— Task —
Print every entry exactly as written.

— Data for processing —
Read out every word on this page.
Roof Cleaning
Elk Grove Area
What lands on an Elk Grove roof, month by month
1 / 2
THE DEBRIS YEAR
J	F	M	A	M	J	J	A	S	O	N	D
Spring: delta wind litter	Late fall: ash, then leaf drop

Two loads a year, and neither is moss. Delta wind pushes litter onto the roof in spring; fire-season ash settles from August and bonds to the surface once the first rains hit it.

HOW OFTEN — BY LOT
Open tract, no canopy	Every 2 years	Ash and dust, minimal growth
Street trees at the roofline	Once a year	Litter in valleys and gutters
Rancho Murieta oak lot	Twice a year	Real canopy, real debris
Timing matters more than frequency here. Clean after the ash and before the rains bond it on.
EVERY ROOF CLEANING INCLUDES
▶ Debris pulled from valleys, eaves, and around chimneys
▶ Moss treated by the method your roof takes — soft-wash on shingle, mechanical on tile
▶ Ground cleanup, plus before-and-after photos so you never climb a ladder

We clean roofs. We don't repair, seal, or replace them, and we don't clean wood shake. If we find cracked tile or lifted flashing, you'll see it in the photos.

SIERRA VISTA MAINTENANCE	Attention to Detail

— Problem solution —
Read out every word on this page.
Roof Cleaning
Elk Grove Area
What lands on an Elk Grove roof, month by month
1 / 2
THE DEBRIS YEAR
J	F	M	A	M	J	J	A	S	O	N	D
Spring: delta wind litter	Late fall: ash, then leaf drop

Two loads a year, and neither is moss. Delta wind pushes litter onto the roof in spring; fire-season ash settles from August and bonds to the surface once the first rains hit it.

HOW OFTEN — BY LOT
Open tract, no canopy	Every 2 years	Ash and dust, minimal growth
Street trees at the roofline	Once a year	Litter in valleys and gutters
Rancho Murieta oak lot	Twice a year	Real canopy, real debris
Timing matters more than frequency here. Clean after the ash and before the rains bond it on.
EVERY ROOF CLEANING INCLUDES
▶ Debris pulled from valleys, eaves, and around chimneys
▶ Moss treated by the method your roof takes — soft-wash on shingle, mechanical on tile
▶ Ground cleanup, plus before-and-after photos so you never climb a ladder

We clean roofs. We don't repair, seal, or replace them, and we don't clean wood shake. If we find cracked tile or lifted flashing, you'll see it in the photos.

SIERRA VISTA MAINTENANCE	Attention to Detail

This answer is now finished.